**Document segment**:
## start
“The ‘Zemstvo’ on Lunch Break” in the Novosilsky County

Anatoly Khvorostov

Magazine issue: 
#3 2009 (24)

Marking the 175 th anniversary of Grigory Myasoedov’s birth “The ‘Zemstvo’ on Lunch Break” (the Russian word in its title refers to the local elective distinct councils that existed in Russia from 1864 to 1917) was and remains Grigory Grigoryevich Myasoedov’s most famous painting, though Myasoedov worked all the time, creating more and more new pieces (Pavel Tretyakov and other collectors bought many of them).

Grigory Myasoedov (1834-1911) was an outstanding Russian artist. The art critic Vladimir Stasov, Myasoedov’s contemporary, always placed him among the first five best Russian artists of the 19th century. Myasoedov became an Academician in painting in 1870, at the age of 36. Along with other major Russian painters Myasoedov participated in the World Exhibitions in Paris in 1867 and 1878.

In 1870, Myasoedov gathered the best Russian artists into the “Peredvizhniki” (Wanderers) exhibitions. Myasoedov began forming the body, also known as the “Society for Traveling Art Exhibitions” together with his fellow Moscow artists Vasily Perov, Lev Kamenev, Alexei Savrasov, Vladimir Sherwood, and Illarion Pryanishnikov. After that, Myasoedov went to St. Petersburg and convinced a group of artists of the northern capital to join the Muscovites. Among the first to support Myasoedov in St. Petersburg were Nikolai Ge and Ivan Kramskoy.

Marking the 175th anniversary of Myasoedov’s birth, it is worth speaking about his most famous painting, since to this day little has been known about it.

There is practically no information about the history of the creation of the painting. In her monograph dedicated to Myasoedov, Irina Shuvalova writes’, “Unfortunately, the history of this work’s creation is unknown to us. Not a single initial sketch has been preserved. There are no written testimonies of the artist or his friends about how and where he worked on the painting...” Earlier, Natalya Masalina2, one of Myasoedov’s first biographers, wrote, “The history of ‘The ‘Zemstvo’ on Lunch Break’ remains unknown. The artist might have observed a similar scene in real life. It is no coincidence that under the influence of this painting, Garshin, a famous writer, wrote the history of N-sky Country Council.”

We have managed to some extent to unveil the issue of where the master might have seen a similar scene.

Grigory Myasoedov was not just an artist, but also the son of a small estate nobleman. That means that, from time to time, he had to visit the “zemstvo” at the district of his father’s estate. This was the direction in which we conducted our search.
## end
**Given instruction**: According to the article about Myasoedov's painting, in what year and at what age did Myasoedov become an Academician in painting?

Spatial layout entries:
## start
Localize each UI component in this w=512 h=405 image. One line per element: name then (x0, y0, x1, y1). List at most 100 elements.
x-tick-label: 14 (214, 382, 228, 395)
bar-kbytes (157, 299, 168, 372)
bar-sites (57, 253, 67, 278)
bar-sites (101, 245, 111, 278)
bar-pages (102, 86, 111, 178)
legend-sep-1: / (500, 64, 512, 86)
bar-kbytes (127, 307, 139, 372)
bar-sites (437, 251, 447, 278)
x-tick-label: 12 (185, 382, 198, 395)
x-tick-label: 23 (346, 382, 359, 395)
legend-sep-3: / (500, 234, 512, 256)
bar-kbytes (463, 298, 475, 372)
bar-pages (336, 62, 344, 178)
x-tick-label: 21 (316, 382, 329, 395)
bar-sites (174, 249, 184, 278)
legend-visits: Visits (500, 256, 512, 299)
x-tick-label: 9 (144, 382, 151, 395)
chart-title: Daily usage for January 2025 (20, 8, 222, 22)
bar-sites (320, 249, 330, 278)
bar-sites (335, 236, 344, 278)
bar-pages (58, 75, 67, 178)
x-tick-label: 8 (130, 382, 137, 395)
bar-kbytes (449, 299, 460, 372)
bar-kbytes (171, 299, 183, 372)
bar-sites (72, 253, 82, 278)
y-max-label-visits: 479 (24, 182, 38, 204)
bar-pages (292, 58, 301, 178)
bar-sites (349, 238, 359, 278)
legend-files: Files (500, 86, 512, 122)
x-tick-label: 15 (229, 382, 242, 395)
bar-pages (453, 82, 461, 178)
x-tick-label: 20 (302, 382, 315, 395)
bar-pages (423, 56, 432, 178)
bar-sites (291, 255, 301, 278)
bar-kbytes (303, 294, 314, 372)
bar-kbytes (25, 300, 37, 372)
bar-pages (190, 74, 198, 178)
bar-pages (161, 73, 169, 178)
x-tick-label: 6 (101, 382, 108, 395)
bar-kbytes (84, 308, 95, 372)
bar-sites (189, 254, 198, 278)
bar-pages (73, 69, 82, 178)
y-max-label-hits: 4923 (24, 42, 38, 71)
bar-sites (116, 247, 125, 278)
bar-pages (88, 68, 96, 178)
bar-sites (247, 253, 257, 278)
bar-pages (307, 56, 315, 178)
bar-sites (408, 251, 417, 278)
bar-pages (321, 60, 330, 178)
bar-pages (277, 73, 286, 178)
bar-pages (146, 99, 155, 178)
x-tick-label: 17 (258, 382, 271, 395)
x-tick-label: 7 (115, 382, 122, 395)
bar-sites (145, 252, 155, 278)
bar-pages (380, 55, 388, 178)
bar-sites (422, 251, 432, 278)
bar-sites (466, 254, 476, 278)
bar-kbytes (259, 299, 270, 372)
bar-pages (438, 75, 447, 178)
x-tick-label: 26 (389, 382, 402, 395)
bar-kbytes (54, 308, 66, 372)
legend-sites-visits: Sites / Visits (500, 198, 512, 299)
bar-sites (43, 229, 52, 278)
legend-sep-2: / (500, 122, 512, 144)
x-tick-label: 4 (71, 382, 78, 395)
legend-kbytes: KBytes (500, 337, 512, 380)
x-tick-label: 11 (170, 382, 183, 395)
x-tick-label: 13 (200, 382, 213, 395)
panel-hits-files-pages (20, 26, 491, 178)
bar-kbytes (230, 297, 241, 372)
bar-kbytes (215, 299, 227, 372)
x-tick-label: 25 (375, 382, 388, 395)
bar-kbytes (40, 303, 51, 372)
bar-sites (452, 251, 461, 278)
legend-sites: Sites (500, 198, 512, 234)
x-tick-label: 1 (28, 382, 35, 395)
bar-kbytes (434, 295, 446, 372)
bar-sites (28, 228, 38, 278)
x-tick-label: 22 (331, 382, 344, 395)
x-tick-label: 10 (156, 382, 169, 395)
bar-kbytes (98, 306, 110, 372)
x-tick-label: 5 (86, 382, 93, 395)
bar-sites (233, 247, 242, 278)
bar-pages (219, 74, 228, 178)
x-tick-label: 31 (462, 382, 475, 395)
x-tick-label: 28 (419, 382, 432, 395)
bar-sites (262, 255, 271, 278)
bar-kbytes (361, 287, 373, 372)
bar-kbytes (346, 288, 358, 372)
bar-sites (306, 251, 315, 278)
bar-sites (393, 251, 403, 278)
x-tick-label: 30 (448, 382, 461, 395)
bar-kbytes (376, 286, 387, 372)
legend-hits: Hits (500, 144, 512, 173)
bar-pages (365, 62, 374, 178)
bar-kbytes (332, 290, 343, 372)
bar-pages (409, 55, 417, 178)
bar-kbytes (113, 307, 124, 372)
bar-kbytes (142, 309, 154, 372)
## end
**Final answer**: In 1870, at the age of 36.